>> Start
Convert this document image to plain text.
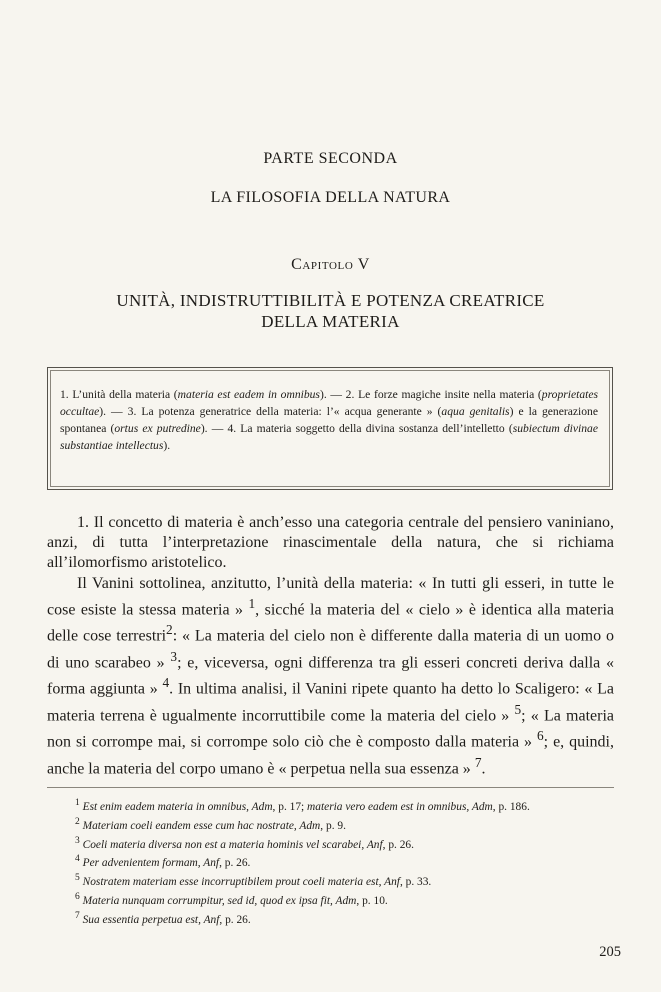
PARTE SECONDA
LA FILOSOFIA DELLA NATURA
Capitolo V
UNITÀ, INDISTRUTTIBILITÀ E POTENZA CREATRICE
DELLA MATERIA
1. L’unità della materia (materia est eadem in omnibus). — 2. Le forze magiche insite nella materia (proprietates occultae). — 3. La potenza generatrice della materia: l’« acqua generante » (aqua genitalis) e la generazione spontanea (ortus ex putredine). — 4. La materia soggetto della divina sostanza dell’intelletto (subiectum divinae substantiae intellectus).

1. Il concetto di materia è anch’esso una categoria centrale del pensiero vaniniano, anzi, di tutta l’interpretazione rinascimentale della natura, che si richiama all’ilomorfismo aristotelico.

Il Vanini sottolinea, anzitutto, l’unità della materia: « In tutti gli esseri, in tutte le cose esiste la stessa materia » $^1$, sicché la materia del « cielo » è identica alla materia delle cose terrestri$^2$: « La materia del cielo non è differente dalla materia di un uomo o di uno scarabeo » $^3$; e, viceversa, ogni differenza tra gli esseri concreti deriva dalla « forma aggiunta » $^4$. In ultima analisi, il Vanini ripete quanto ha detto lo Scaligero: « La materia terrena è ugualmente incorruttibile come la materia del cielo » $^5$; « La materia non si corrompe mai, si corrompe solo ciò che è composto dalla materia » $^6$; e, quindi, anche la materia del corpo umano è « perpetua nella sua essenza » $^7$.

$^1$ Est enim eadem materia in omnibus, Adm, p. 17; materia vero eadem est in omnibus, Adm, p. 186.

$^2$ Materiam coeli eandem esse cum hac nostrate, Adm, p. 9.

$^3$ Coeli materia diversa non est a materia hominis vel scarabei, Anf, p. 26.

$^4$ Per advenientem formam, Anf, p. 26.

$^5$ Nostratem materiam esse incorruptibilem prout coeli materia est, Anf, p. 33.

$^6$ Materia nunquam corrumpitur, sed id, quod ex ipsa fit, Adm, p. 10.

$^7$ Sua essentia perpetua est, Anf, p. 26.

205
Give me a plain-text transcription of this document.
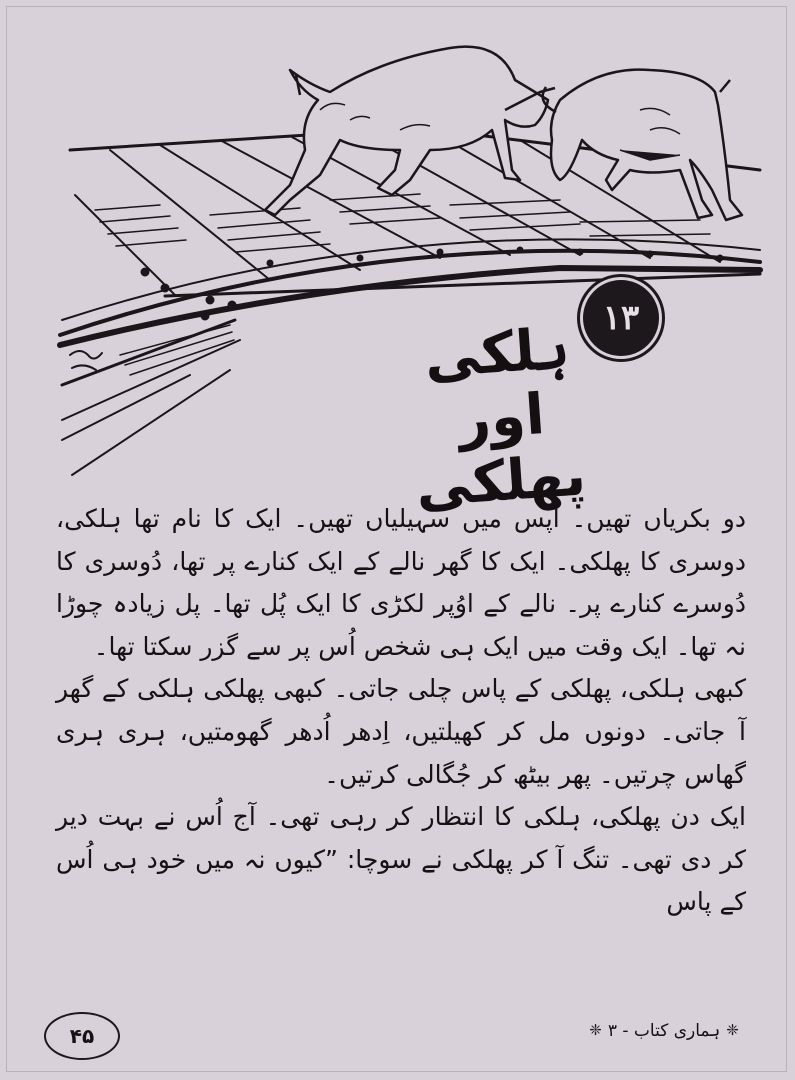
۱۳
ہلکی اور پھلکی

دو بکریاں تھیں۔ آپس میں سہیلیاں تھیں۔ ایک کا نام تھا ہلکی، دوسری کا پھلکی۔ ایک کا گھر نالے کے ایک کنارے پر تھا، دُوسری کا دُوسرے کنارے پر۔ نالے کے اوُپر لکڑی کا ایک پُل تھا۔ پل زیادہ چوڑا نہ تھا۔ ایک وقت میں ایک ہی شخص اُس پر سے گزر سکتا تھا۔

کبھی ہلکی، پھلکی کے پاس چلی جاتی۔ کبھی پھلکی ہلکی کے گھر آ جاتی۔ دونوں مل کر کھیلتیں، اِدھر اُدھر گھومتیں، ہری ہری گھاس چرتیں۔ پھر بیٹھ کر جُگالی کرتیں۔

ایک دن پھلکی، ہلکی کا انتظار کر رہی تھی۔ آج اُس نے بہت دیر کر دی تھی۔ تنگ آ کر پھلکی نے سوچا: ”کیوں نہ میں خود ہی اُس کے پاس

۴۵	❈
ہماری کتاب - ۳
❈
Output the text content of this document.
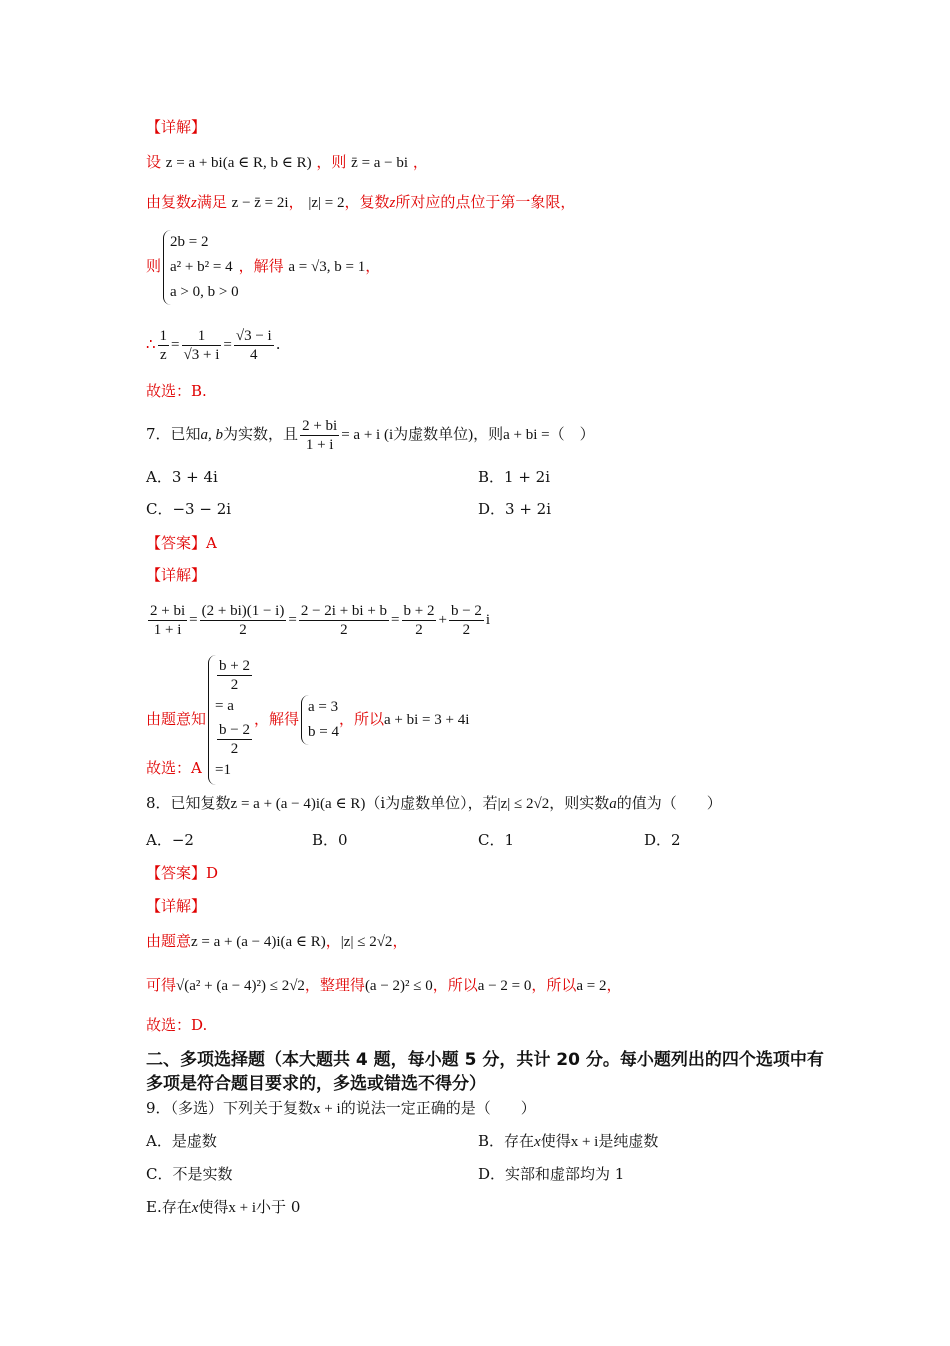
【详解】
设 z = a + bi(a ∈ R, b ∈ R) ，则 z̄ = a − bi ，
由复数z满足 z − z̄ = 2i， |z| = 2，复数z所对应的点位于第一象限，
则
2b = 2
a² + b² = 4
a > 0, b > 0
，解得 a = √3, b = 1，
∴ $\frac{1}{z} = \frac{1}{√3 + i} = \frac{√3 - i}{4}$ .
故选：B.
7．已知a, b为实数，且 $\frac{2 + bi}{1 + i} = a + i$ (i为虚数单位)，则a + bi =（　）
A．3 + 4i	B．1 + 2i
C．−3 − 2i	D．3 + 2i
【答案】A
【详解】
$\frac{2 + bi}{1 + i} = \frac{(2 + bi)(1 - i)}{2} = \frac{2 - 2i + bi + b}{2} = \frac{b + 2}{2} + \frac{b - 2}{2}$ i
由题意知
b + 2
2
= a
b − 2
2
=1
，解得
a = 3
b = 4
，所以a + bi = 3 + 4i
故选：A
8．已知复数z = a + (a − 4)i(a ∈ R)（i为虚数单位），若|z| ≤ 2√2，则实数a的值为（　　）
A．−2	B．0	C．1	D．2
【答案】D
【详解】
由题意z = a + (a − 4)i(a ∈ R)，|z| ≤ 2√2，
可得√(a² + (a − 4)²) ≤ 2√2，整理得(a − 2)² ≤ 0，所以a − 2 = 0，所以a = 2，
故选：D.
二、多项选择题（本大题共 4 题，每小题 5 分，共计 20 分。每小题列出的四个选项中有多项是符合题目要求的，多选或错选不得分）
9．（多选）下列关于复数x + i的说法一定正确的是（　　）
A．是虚数	B．存在x使得x + i是纯虚数
C．不是实数	D．实部和虚部均为 1
E.存在x使得x + i小于 0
>> End
** TO BE DONE **
Extract the text of all the records above verbatim, excluding pictures.

** TASK ANSWER **
Convert this document image to plain text.
PARTE SECONDA
LA FILOSOFIA DELLA NATURA
Capitolo V
UNITÀ, INDISTRUTTIBILITÀ E POTENZA CREATRICE
DELLA MATERIA
1. L’unità della materia (materia est eadem in omnibus). — 2. Le forze magiche insite nella materia (proprietates occultae). — 3. La potenza generatrice della materia: l’« acqua generante » (aqua genitalis) e la generazione spontanea (ortus ex putredine). — 4. La materia soggetto della divina sostanza dell’intelletto (subiectum divinae substantiae intellectus).

1. Il concetto di materia è anch’esso una categoria centrale del pensiero vaniniano, anzi, di tutta l’interpretazione rinascimentale della natura, che si richiama all’ilomorfismo aristotelico.

Il Vanini sottolinea, anzitutto, l’unità della materia: « In tutti gli esseri, in tutte le cose esiste la stessa materia » $^1$, sicché la materia del « cielo » è identica alla materia delle cose terrestri$^2$: « La materia del cielo non è differente dalla materia di un uomo o di uno scarabeo » $^3$; e, viceversa, ogni differenza tra gli esseri concreti deriva dalla « forma aggiunta » $^4$. In ultima analisi, il Vanini ripete quanto ha detto lo Scaligero: « La materia terrena è ugualmente incorruttibile come la materia del cielo » $^5$; « La materia non si corrompe mai, si corrompe solo ciò che è composto dalla materia » $^6$; e, quindi, anche la materia del corpo umano è « perpetua nella sua essenza » $^7$.

$^1$ Est enim eadem materia in omnibus, Adm, p. 17; materia vero eadem est in omnibus, Adm, p. 186.

$^2$ Materiam coeli eandem esse cum hac nostrate, Adm, p. 9.

$^3$ Coeli materia diversa non est a materia hominis vel scarabei, Anf, p. 26.

$^4$ Per advenientem formam, Anf, p. 26.

$^5$ Nostratem materiam esse incorruptibilem prout coeli materia est, Anf, p. 33.

$^6$ Materia nunquam corrumpitur, sed id, quod ex ipsa fit, Adm, p. 10.

$^7$ Sua essentia perpetua est, Anf, p. 26.

205
Give me a plain-text transcription of this document.
۱۳
ہلکی اور پھلکی

دو بکریاں تھیں۔ آپس میں سہیلیاں تھیں۔ ایک کا نام تھا ہلکی، دوسری کا پھلکی۔ ایک کا گھر نالے کے ایک کنارے پر تھا، دُوسری کا دُوسرے کنارے پر۔ نالے کے اوُپر لکڑی کا ایک پُل تھا۔ پل زیادہ چوڑا نہ تھا۔ ایک وقت میں ایک ہی شخص اُس پر سے گزر سکتا تھا۔

کبھی ہلکی، پھلکی کے پاس چلی جاتی۔ کبھی پھلکی ہلکی کے گھر آ جاتی۔ دونوں مل کر کھیلتیں، اِدھر اُدھر گھومتیں، ہری ہری گھاس چرتیں۔ پھر بیٹھ کر جُگالی کرتیں۔

ایک دن پھلکی، ہلکی کا انتظار کر رہی تھی۔ آج اُس نے بہت دیر کر دی تھی۔ تنگ آ کر پھلکی نے سوچا: ”کیوں نہ میں خود ہی اُس کے پاس

۴۵	❈
ہماری کتاب - ۳
❈
Output the text content of this document.
【详解】
设 z = a + bi(a ∈ R, b ∈ R) ，则 z̄ = a − bi ，
由复数z满足 z − z̄ = 2i， |z| = 2，复数z所对应的点位于第一象限，
则
2b = 2
a² + b² = 4
a > 0, b > 0
，解得 a = √3, b = 1，
∴ $\frac{1}{z} = \frac{1}{√3 + i} = \frac{√3 - i}{4}$ .
故选：B.
7．已知a, b为实数，且 $\frac{2 + bi}{1 + i} = a + i$ (i为虚数单位)，则a + bi =（　）
A．3 + 4i	B．1 + 2i
C．−3 − 2i	D．3 + 2i
【答案】A
【详解】
$\frac{2 + bi}{1 + i} = \frac{(2 + bi)(1 - i)}{2} = \frac{2 - 2i + bi + b}{2} = \frac{b + 2}{2} + \frac{b - 2}{2}$ i
由题意知
b + 2
2
= a
b − 2
2
=1
，解得
a = 3
b = 4
，所以a + bi = 3 + 4i
故选：A
8．已知复数z = a + (a − 4)i(a ∈ R)（i为虚数单位），若|z| ≤ 2√2，则实数a的值为（　　）
A．−2	B．0	C．1	D．2
【答案】D
【详解】
由题意z = a + (a − 4)i(a ∈ R)，|z| ≤ 2√2，
可得√(a² + (a − 4)²) ≤ 2√2，整理得(a − 2)² ≤ 0，所以a − 2 = 0，所以a = 2，
故选：D.
二、多项选择题（本大题共 4 题，每小题 5 分，共计 20 分。每小题列出的四个选项中有多项是符合题目要求的，多选或错选不得分）
9．（多选）下列关于复数x + i的说法一定正确的是（　　）
A．是虚数	B．存在x使得x + i是纯虚数
C．不是实数	D．实部和虚部均为 1
E.存在x使得x + i小于 0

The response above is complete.